#### TASK INSTRUCTIONS
Lines containing the word "Ярославской" are to be located and copied.

#### SUPPLIED DATA

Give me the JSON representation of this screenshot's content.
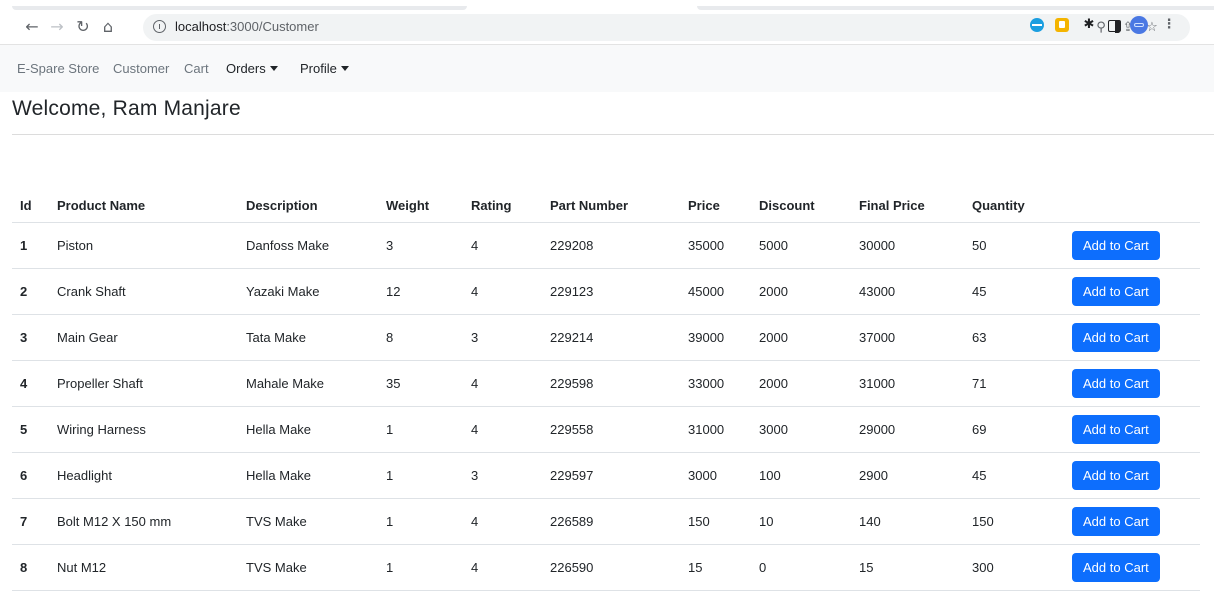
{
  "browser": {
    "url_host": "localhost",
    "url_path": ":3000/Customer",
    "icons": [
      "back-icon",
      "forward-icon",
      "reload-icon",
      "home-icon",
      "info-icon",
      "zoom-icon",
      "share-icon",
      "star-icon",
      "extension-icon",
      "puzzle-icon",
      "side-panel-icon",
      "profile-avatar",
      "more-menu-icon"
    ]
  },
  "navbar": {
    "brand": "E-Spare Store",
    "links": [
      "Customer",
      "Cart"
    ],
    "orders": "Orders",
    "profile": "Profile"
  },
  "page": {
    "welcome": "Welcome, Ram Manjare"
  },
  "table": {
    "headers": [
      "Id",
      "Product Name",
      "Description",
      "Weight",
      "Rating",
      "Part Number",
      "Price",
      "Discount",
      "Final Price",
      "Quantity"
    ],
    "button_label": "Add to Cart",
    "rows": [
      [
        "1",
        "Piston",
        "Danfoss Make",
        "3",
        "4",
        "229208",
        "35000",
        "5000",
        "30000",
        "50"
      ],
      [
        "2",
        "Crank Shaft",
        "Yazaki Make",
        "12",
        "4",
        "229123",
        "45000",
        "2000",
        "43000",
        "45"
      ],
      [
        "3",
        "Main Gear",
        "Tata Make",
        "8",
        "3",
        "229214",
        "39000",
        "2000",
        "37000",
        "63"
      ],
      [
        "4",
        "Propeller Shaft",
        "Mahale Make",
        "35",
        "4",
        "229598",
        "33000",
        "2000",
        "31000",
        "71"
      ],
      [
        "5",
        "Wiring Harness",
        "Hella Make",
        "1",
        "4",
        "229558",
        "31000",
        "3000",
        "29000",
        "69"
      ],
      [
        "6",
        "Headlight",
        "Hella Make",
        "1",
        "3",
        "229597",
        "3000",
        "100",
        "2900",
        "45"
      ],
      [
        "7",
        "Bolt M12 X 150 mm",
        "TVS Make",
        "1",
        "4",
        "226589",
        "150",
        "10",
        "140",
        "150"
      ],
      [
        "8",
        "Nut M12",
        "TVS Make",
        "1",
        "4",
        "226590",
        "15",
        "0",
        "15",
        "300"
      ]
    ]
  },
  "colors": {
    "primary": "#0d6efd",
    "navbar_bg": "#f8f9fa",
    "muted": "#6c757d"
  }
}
--
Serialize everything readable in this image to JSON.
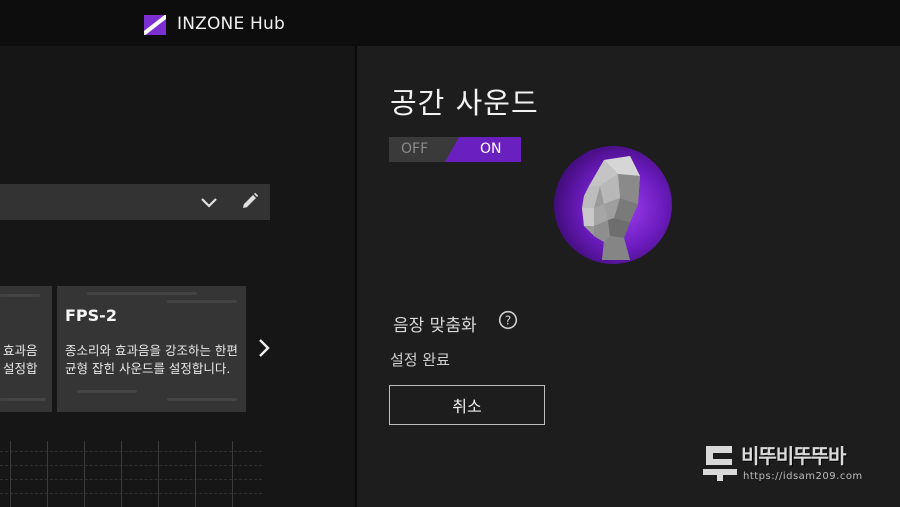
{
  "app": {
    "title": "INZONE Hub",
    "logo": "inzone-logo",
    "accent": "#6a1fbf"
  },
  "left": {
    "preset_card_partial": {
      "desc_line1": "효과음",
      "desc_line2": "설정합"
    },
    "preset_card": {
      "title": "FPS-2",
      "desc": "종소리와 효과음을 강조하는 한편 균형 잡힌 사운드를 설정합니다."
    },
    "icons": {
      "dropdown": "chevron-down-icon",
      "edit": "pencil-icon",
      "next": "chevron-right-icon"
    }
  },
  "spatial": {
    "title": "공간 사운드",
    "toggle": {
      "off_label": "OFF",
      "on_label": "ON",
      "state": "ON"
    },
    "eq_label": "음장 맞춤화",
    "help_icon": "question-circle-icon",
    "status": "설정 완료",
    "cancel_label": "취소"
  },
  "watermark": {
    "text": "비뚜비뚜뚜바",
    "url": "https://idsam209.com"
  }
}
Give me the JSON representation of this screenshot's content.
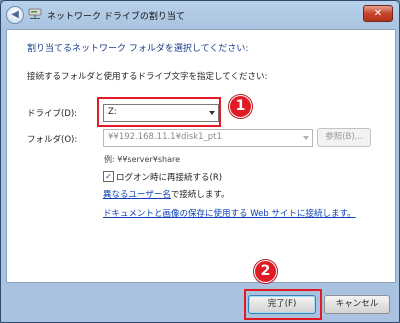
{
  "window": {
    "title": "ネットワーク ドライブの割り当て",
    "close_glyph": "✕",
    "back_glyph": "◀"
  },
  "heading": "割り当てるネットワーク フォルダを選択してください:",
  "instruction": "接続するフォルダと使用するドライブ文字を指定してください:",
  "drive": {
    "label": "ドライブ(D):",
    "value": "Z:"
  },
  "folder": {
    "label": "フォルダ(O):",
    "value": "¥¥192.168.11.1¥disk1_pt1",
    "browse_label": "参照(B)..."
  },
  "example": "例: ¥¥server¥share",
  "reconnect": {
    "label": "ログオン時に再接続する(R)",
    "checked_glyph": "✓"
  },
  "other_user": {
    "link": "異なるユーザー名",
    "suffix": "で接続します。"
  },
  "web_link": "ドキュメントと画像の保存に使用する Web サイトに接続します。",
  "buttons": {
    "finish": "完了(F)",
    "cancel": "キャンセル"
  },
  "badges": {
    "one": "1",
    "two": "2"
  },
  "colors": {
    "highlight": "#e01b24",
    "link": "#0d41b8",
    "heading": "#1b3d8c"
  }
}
* * *
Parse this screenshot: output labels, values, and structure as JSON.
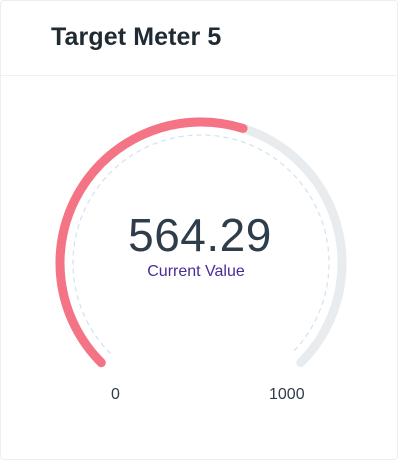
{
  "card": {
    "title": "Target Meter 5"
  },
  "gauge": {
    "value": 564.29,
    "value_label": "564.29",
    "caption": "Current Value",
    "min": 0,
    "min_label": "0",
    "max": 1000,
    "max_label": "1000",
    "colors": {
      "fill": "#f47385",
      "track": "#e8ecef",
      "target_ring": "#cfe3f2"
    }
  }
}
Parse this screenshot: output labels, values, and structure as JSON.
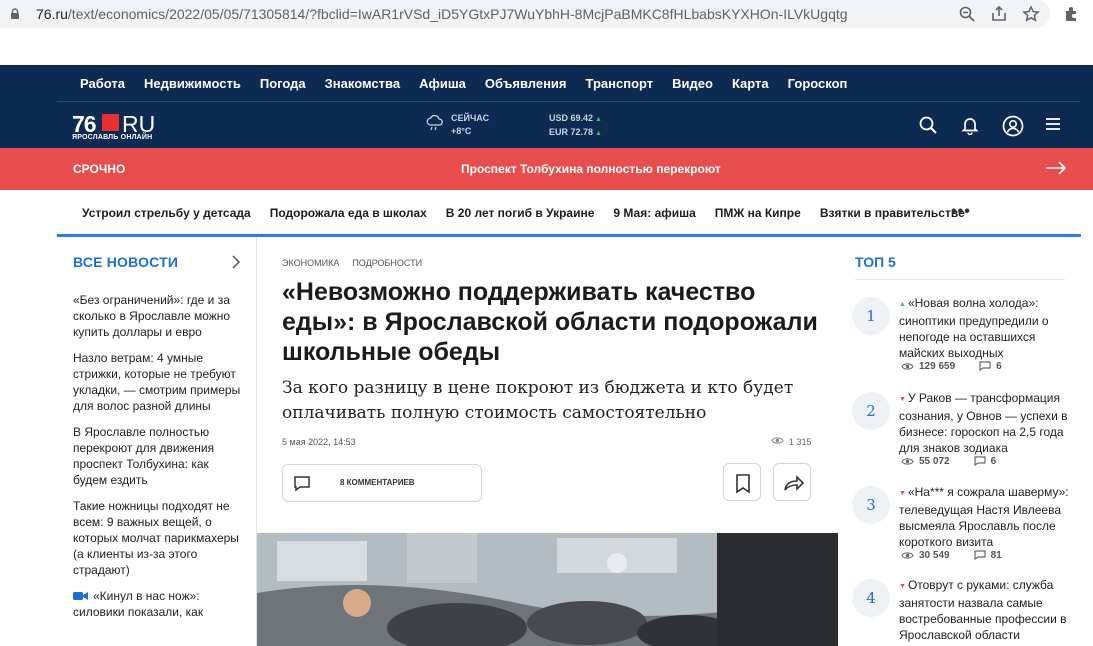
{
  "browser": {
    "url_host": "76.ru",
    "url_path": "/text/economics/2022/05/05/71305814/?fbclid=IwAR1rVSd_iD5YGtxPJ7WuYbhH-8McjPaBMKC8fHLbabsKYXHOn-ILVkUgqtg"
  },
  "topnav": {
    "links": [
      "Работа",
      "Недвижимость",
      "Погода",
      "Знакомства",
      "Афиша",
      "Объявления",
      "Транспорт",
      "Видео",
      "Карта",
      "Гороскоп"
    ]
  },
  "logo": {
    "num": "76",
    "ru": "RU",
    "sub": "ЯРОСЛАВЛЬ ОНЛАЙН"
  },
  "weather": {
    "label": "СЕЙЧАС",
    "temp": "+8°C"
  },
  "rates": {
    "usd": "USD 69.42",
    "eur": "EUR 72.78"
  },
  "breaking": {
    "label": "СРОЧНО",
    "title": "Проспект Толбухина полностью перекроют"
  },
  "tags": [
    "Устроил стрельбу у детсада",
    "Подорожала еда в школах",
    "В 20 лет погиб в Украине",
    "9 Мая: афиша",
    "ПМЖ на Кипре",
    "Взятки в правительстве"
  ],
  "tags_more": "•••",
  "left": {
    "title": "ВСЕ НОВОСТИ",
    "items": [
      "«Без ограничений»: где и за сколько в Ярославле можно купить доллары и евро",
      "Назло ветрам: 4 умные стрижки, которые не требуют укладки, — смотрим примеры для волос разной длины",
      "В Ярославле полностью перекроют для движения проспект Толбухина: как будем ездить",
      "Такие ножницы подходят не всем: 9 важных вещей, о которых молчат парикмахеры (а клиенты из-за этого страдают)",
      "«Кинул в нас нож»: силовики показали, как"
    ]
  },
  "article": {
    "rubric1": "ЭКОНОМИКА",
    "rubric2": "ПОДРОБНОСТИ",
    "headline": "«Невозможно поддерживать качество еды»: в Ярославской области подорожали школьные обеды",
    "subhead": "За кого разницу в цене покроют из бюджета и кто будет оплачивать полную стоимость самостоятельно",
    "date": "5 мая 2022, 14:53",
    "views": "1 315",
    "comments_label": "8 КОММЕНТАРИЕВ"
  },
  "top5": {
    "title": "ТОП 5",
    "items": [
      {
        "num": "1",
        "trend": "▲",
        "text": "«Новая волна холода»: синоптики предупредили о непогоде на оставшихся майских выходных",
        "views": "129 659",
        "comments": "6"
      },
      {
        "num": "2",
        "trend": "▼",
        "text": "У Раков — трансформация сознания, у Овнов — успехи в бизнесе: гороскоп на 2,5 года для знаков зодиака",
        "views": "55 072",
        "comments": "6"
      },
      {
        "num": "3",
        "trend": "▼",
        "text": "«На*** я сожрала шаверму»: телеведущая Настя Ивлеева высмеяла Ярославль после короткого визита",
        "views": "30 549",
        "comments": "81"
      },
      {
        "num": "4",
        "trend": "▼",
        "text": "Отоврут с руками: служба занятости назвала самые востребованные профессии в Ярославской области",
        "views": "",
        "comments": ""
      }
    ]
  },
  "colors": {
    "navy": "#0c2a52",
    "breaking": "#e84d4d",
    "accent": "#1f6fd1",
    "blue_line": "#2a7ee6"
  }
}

#### ANSWER TO THIS PROBLEM
    "headline": "«Невозможно поддерживать качество еды»: в Ярославской области подорожали школьные обеды",
        "text": "Отоврут с руками: служба занятости назвала самые востребованные профессии в Ярославской области",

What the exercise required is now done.